++++ INPUT FOR THIS TASK ++++

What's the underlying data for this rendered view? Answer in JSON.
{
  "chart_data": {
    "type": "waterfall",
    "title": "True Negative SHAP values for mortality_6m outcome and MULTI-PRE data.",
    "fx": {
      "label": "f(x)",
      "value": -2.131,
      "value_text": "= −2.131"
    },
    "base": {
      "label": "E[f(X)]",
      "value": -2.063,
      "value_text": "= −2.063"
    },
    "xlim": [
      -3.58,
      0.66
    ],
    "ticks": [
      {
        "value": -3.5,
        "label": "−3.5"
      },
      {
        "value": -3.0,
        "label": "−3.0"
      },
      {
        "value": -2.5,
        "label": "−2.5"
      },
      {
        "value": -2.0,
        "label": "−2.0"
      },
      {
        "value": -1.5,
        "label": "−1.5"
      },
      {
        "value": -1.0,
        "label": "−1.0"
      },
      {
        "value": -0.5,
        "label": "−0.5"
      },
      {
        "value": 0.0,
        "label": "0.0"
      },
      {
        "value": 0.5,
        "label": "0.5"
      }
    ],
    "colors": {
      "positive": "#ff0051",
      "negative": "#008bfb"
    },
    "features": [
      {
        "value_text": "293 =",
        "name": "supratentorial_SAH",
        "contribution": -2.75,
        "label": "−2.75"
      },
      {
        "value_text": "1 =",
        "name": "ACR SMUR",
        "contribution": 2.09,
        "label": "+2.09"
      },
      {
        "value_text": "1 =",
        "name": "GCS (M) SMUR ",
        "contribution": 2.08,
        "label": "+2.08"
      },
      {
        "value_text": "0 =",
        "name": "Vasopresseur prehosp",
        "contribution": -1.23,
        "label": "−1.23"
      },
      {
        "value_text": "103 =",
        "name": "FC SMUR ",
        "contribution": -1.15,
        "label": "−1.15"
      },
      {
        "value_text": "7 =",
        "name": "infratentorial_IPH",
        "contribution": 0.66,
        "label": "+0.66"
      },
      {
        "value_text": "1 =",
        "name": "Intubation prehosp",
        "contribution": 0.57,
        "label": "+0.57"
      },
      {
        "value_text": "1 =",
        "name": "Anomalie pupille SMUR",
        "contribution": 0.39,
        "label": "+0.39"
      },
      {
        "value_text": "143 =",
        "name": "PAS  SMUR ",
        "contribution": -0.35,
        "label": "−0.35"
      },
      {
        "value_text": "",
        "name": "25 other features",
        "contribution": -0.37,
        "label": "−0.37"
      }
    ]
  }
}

++++

Go through the listing above and return every line where the word "contribution" occurs.

        "contribution": -2.75,
        "contribution": 2.09,
        "contribution": 2.08,
        "contribution": -1.23,
        "contribution": -1.15,
        "contribution": 0.66,
        "contribution": 0.57,
        "contribution": 0.39,
        "contribution": -0.35,
        "contribution": -0.37,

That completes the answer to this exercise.